* TASK OBJECTIVE
Show each line that has the string "Charges" in it.

* MATERIAL TO PROCESS
********************
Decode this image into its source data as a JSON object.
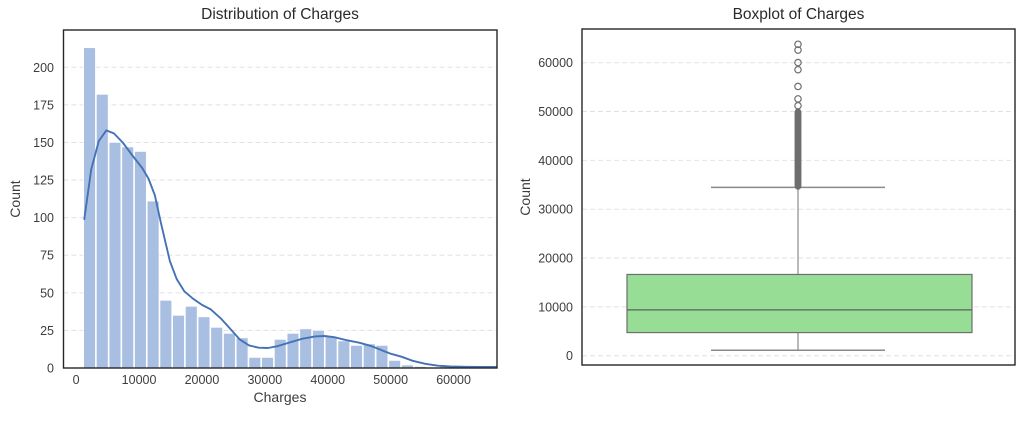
{
  "figure": {
    "background": "#ffffff"
  },
  "chart_data": [
    {
      "type": "histogram",
      "title": "Distribution of Charges",
      "xlabel": "Charges",
      "ylabel": "Count",
      "xlim": [
        -2011,
        66902
      ],
      "ylim": [
        0,
        224.8
      ],
      "xticks": [
        0,
        10000,
        20000,
        30000,
        40000,
        50000,
        60000
      ],
      "yticks": [
        0,
        25,
        50,
        75,
        100,
        125,
        150,
        175,
        200
      ],
      "grid": "horizontal-dashed",
      "legend": "none",
      "bin_start": 1121,
      "bin_width": 2021,
      "bar_counts": [
        213,
        182,
        150,
        147,
        144,
        111,
        45,
        35,
        41,
        34,
        27,
        23,
        20,
        7,
        7,
        19,
        23,
        26,
        25,
        21,
        18,
        15,
        16,
        15,
        5,
        2,
        1,
        0,
        1,
        0,
        1
      ],
      "kde_points": [
        [
          1300,
          99
        ],
        [
          2400,
          132
        ],
        [
          3600,
          151
        ],
        [
          4800,
          158
        ],
        [
          6000,
          156
        ],
        [
          7400,
          150
        ],
        [
          9000,
          141
        ],
        [
          10500,
          133
        ],
        [
          11500,
          126
        ],
        [
          12500,
          115
        ],
        [
          13500,
          96
        ],
        [
          14900,
          71
        ],
        [
          16000,
          59
        ],
        [
          17200,
          51
        ],
        [
          18600,
          46
        ],
        [
          20000,
          42
        ],
        [
          21400,
          39
        ],
        [
          23000,
          33
        ],
        [
          24500,
          26
        ],
        [
          26000,
          19
        ],
        [
          27500,
          15
        ],
        [
          29000,
          13.5
        ],
        [
          30500,
          13.3
        ],
        [
          32000,
          14.5
        ],
        [
          34000,
          17
        ],
        [
          36000,
          19.5
        ],
        [
          38000,
          21
        ],
        [
          39500,
          21.3
        ],
        [
          41000,
          20.5
        ],
        [
          43000,
          18.5
        ],
        [
          45000,
          16.8
        ],
        [
          47000,
          14.5
        ],
        [
          48500,
          12
        ],
        [
          50000,
          9.5
        ],
        [
          51700,
          7.5
        ],
        [
          53500,
          4.8
        ],
        [
          55500,
          2.8
        ],
        [
          57500,
          1.5
        ],
        [
          59500,
          1
        ],
        [
          62000,
          0.8
        ],
        [
          64500,
          0.7
        ],
        [
          66800,
          0.7
        ]
      ],
      "colors": {
        "bar_fill": "#a9bfe2",
        "bar_edge": "#ffffff",
        "kde_line": "#4472b5",
        "grid_line": "#e2e2e2",
        "plot_border": "#262626"
      }
    },
    {
      "type": "boxplot",
      "title": "Boxplot of Charges",
      "xlabel": "",
      "ylabel": "Count",
      "ylim": [
        -1900,
        66900
      ],
      "yticks": [
        0,
        10000,
        20000,
        30000,
        40000,
        50000,
        60000
      ],
      "grid": "horizontal-dashed",
      "box": {
        "q1": 4740,
        "median": 9382,
        "q3": 16640,
        "whisker_low": 1122,
        "whisker_high": 34473
      },
      "outliers_sparse": [
        51195,
        52591,
        55135,
        58571,
        60021,
        62593,
        63770
      ],
      "outliers_dense_range": [
        34600,
        50000
      ],
      "outliers_dense_count": 120,
      "colors": {
        "box_fill": "#97dd95",
        "box_edge": "#6f6f6f",
        "median_line": "#5f5f5f",
        "whisker": "#8a8a8a",
        "outlier": "#6e6e6e",
        "grid_line": "#e2e2e2",
        "plot_border": "#262626"
      }
    }
  ]
}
********************
* PROBLEM SOLUTION
      "title": "Distribution of Charges",
      "xlabel": "Charges",
      "title": "Boxplot of Charges",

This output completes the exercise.